What is asked:
Go through the records underneath and write each one out again exactly.

Material for the task:
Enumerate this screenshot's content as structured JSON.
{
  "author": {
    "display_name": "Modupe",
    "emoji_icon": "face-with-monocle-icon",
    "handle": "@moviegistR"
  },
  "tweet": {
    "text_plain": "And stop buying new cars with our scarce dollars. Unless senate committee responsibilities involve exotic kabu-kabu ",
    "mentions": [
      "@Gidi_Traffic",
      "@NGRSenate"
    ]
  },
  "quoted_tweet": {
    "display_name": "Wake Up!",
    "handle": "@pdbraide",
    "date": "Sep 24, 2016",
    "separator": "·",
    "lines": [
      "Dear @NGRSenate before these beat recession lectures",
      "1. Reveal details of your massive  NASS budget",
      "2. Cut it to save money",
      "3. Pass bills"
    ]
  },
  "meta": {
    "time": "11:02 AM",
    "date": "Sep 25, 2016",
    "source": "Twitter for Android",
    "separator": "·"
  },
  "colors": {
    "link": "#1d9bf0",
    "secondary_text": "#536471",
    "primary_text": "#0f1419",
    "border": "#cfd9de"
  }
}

Task output:
Enumerate this screenshot's content as structured JSON.
{
  "author": {
    "display_name": "Modupe",
    "emoji_icon": "face-with-monocle-icon",
    "handle": "@moviegistR"
  },
  "tweet": {
    "text_plain": "And stop buying new cars with our scarce dollars. Unless senate committee responsibilities involve exotic kabu-kabu ",
    "mentions": [
      "@Gidi_Traffic",
      "@NGRSenate"
    ]
  },
  "quoted_tweet": {
    "display_name": "Wake Up!",
    "handle": "@pdbraide",
    "date": "Sep 24, 2016",
    "separator": "·",
    "lines": [
      "Dear @NGRSenate before these beat recession lectures",
      "1. Reveal details of your massive  NASS budget",
      "2. Cut it to save money",
      "3. Pass bills"
    ]
  },
  "meta": {
    "time": "11:02 AM",
    "date": "Sep 25, 2016",
    "source": "Twitter for Android",
    "separator": "·"
  },
  "colors": {
    "link": "#1d9bf0",
    "secondary_text": "#536471",
    "primary_text": "#0f1419",
    "border": "#cfd9de"
  }
}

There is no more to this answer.